- What you need to do: Lines that include the word "generation" are the ones to copy.

[Rows from a dataset]
____________

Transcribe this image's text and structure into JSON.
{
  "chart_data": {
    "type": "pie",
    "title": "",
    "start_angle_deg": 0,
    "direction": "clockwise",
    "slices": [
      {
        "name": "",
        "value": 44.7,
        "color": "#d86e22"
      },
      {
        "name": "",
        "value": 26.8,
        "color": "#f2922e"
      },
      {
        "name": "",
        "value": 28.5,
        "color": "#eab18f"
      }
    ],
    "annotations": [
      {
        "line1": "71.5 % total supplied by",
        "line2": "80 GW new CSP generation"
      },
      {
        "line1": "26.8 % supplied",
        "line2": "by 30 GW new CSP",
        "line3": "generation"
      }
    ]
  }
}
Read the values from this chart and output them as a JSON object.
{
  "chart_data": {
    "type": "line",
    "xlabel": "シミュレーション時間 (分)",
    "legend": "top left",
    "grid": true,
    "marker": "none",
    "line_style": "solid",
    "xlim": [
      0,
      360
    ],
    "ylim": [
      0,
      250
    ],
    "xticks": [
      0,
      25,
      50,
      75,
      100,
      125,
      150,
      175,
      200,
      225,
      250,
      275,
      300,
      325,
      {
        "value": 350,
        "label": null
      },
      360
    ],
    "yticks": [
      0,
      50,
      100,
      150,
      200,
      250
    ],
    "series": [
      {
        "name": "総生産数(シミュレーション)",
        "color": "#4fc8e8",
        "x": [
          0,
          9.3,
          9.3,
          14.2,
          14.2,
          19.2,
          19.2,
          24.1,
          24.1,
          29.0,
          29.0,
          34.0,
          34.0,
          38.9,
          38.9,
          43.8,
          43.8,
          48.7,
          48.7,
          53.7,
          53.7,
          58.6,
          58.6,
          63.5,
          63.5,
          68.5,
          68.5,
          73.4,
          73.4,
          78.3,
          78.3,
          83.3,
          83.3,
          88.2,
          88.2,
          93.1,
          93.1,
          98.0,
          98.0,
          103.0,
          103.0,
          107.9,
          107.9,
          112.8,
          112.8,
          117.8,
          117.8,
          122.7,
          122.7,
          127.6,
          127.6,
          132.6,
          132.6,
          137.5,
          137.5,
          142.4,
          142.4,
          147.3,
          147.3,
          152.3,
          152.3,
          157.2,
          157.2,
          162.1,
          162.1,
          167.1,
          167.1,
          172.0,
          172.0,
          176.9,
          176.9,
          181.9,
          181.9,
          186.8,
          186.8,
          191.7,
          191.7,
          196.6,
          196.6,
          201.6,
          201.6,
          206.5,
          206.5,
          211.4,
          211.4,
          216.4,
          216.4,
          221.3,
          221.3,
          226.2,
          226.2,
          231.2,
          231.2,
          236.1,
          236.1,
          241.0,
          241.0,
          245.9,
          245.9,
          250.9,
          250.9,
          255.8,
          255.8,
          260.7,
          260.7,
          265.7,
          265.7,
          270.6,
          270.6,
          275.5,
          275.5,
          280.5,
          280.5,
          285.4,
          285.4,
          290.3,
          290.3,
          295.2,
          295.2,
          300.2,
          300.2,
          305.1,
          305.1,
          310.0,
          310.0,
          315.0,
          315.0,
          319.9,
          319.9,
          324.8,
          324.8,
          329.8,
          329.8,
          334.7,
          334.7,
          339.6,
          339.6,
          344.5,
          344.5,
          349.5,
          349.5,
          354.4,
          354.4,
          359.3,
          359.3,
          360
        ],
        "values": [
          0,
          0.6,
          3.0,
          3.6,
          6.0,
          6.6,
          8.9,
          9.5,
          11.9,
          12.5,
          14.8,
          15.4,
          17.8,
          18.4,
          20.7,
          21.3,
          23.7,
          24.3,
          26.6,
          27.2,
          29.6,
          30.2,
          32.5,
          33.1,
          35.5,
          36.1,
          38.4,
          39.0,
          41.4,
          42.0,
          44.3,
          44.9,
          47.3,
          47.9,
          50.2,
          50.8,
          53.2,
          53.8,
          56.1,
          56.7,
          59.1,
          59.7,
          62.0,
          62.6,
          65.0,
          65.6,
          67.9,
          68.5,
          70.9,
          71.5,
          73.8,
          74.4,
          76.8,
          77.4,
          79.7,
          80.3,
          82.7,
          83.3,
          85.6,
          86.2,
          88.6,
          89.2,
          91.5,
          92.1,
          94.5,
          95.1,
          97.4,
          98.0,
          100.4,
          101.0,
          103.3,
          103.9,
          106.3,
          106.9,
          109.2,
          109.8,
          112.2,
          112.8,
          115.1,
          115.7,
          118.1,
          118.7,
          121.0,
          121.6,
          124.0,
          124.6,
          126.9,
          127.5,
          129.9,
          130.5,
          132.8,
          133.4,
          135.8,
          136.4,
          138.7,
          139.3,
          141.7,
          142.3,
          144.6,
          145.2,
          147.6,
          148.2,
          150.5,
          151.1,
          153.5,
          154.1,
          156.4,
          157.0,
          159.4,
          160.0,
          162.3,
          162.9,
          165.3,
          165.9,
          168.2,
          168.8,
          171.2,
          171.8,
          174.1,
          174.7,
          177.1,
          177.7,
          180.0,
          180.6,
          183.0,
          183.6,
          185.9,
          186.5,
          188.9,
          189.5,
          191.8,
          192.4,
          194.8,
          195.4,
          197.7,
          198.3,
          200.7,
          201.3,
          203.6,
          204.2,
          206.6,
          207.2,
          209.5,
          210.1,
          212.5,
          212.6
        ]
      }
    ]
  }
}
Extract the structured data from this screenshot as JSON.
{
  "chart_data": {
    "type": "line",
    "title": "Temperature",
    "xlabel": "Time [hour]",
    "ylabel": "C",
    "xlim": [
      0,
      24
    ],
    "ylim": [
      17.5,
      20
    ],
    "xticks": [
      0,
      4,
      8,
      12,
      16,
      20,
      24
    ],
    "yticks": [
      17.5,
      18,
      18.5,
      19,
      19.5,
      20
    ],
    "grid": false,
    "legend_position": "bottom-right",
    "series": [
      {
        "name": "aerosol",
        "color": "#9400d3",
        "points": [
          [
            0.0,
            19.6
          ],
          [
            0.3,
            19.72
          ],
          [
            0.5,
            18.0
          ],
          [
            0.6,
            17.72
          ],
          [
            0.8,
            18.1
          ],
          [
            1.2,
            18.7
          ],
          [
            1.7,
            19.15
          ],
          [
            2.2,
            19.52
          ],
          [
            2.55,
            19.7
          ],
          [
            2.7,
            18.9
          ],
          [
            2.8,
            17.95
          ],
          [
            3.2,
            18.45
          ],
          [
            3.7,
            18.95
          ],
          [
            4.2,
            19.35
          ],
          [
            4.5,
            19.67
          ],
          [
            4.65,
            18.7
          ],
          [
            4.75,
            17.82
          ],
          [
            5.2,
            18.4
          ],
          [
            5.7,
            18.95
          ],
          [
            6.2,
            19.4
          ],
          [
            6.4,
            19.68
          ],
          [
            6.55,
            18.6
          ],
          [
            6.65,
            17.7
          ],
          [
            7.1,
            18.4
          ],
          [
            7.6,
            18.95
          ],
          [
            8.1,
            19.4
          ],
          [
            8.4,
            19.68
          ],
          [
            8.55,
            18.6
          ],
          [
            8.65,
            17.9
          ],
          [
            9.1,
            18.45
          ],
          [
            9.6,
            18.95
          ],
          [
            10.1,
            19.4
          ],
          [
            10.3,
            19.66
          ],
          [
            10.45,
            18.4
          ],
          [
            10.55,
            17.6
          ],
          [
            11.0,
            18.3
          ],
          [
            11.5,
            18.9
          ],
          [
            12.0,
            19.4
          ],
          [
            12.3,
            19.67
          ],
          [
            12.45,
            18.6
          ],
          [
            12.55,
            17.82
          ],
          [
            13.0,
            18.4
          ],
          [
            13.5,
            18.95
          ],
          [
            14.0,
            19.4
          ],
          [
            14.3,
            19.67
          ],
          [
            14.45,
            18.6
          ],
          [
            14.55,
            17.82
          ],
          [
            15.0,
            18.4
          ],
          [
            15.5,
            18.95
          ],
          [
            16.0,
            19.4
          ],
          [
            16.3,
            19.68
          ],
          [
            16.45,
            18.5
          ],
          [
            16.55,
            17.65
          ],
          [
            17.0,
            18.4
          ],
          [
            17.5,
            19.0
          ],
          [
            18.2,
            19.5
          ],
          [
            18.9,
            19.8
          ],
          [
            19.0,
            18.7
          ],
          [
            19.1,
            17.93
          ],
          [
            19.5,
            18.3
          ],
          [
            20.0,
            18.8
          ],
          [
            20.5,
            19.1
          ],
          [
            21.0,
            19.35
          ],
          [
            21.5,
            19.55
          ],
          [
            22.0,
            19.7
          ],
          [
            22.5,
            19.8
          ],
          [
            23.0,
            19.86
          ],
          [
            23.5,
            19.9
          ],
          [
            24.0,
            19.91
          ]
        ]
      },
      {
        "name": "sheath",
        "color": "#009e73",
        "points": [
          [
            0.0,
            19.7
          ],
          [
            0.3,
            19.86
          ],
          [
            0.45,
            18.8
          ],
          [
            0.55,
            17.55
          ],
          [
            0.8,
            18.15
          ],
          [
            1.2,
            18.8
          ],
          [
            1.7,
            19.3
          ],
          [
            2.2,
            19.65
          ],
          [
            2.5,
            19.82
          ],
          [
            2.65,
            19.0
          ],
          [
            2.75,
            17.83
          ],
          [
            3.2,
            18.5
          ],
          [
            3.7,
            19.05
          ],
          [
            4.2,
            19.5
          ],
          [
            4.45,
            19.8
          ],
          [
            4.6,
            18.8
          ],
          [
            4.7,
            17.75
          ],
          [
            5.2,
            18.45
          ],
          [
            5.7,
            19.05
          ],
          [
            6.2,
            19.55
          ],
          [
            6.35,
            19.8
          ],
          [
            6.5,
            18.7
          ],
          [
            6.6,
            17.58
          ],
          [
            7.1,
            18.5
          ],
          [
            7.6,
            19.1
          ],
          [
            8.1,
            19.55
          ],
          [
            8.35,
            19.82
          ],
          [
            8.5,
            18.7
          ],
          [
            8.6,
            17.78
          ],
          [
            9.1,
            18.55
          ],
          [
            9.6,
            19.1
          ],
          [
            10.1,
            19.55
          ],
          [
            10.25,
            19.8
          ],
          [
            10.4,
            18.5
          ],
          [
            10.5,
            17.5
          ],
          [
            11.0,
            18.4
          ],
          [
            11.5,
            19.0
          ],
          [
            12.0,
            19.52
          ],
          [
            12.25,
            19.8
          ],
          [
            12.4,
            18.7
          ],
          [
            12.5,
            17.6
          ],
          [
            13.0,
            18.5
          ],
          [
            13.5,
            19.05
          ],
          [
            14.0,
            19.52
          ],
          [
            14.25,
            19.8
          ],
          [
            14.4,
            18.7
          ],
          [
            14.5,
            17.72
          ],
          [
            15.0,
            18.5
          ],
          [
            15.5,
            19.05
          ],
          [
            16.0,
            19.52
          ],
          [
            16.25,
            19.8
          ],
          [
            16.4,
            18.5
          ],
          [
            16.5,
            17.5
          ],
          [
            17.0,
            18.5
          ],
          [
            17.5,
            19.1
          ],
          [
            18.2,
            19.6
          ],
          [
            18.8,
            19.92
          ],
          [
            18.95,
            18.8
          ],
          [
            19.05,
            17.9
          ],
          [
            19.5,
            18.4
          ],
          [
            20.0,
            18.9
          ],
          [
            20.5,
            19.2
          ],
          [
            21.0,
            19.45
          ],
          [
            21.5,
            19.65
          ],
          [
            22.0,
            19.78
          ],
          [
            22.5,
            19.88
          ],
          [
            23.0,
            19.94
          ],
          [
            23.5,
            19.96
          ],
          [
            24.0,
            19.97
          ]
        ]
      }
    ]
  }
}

____________

- Solution to this exercise:
        "line2": "80 GW new CSP generation"
        "line3": "generation"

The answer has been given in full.